Transcribe every line, keeping it exact.
──────
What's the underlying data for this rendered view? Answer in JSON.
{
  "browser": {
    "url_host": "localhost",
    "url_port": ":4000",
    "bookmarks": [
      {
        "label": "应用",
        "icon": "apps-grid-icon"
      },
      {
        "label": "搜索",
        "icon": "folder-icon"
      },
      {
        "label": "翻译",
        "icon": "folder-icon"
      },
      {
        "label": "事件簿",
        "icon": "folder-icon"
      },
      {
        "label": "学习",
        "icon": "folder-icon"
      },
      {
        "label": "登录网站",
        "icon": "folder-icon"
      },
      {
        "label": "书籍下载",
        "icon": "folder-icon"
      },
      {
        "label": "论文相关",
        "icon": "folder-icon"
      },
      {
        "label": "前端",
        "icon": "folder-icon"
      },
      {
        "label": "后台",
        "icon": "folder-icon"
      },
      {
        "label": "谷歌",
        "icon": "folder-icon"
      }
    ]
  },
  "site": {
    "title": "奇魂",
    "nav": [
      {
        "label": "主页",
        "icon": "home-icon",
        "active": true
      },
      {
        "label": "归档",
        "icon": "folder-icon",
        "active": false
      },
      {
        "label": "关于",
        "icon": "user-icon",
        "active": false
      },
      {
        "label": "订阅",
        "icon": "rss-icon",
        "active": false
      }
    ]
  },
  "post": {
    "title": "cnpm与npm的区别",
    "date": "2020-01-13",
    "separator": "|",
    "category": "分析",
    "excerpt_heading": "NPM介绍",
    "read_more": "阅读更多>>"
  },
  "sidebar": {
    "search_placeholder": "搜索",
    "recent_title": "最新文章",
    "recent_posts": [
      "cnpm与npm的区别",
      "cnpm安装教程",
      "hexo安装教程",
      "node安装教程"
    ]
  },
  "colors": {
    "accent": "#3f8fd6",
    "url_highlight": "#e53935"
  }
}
──────
## [WRITTEN ANSWER]
What's the underlying data for this rendered view? Answer in JSON.
{
  "browser": {
    "url_host": "localhost",
    "url_port": ":4000",
    "bookmarks": [
      {
        "label": "应用",
        "icon": "apps-grid-icon"
      },
      {
        "label": "搜索",
        "icon": "folder-icon"
      },
      {
        "label": "翻译",
        "icon": "folder-icon"
      },
      {
        "label": "事件簿",
        "icon": "folder-icon"
      },
      {
        "label": "学习",
        "icon": "folder-icon"
      },
      {
        "label": "登录网站",
        "icon": "folder-icon"
      },
      {
        "label": "书籍下载",
        "icon": "folder-icon"
      },
      {
        "label": "论文相关",
        "icon": "folder-icon"
      },
      {
        "label": "前端",
        "icon": "folder-icon"
      },
      {
        "label": "后台",
        "icon": "folder-icon"
      },
      {
        "label": "谷歌",
        "icon": "folder-icon"
      }
    ]
  },
  "site": {
    "title": "奇魂",
    "nav": [
      {
        "label": "主页",
        "icon": "home-icon",
        "active": true
      },
      {
        "label": "归档",
        "icon": "folder-icon",
        "active": false
      },
      {
        "label": "关于",
        "icon": "user-icon",
        "active": false
      },
      {
        "label": "订阅",
        "icon": "rss-icon",
        "active": false
      }
    ]
  },
  "post": {
    "title": "cnpm与npm的区别",
    "date": "2020-01-13",
    "separator": "|",
    "category": "分析",
    "excerpt_heading": "NPM介绍",
    "read_more": "阅读更多>>"
  },
  "sidebar": {
    "search_placeholder": "搜索",
    "recent_title": "最新文章",
    "recent_posts": [
      "cnpm与npm的区别",
      "cnpm安装教程",
      "hexo安装教程",
      "node安装教程"
    ]
  },
  "colors": {
    "accent": "#3f8fd6",
    "url_highlight": "#e53935"
  }
}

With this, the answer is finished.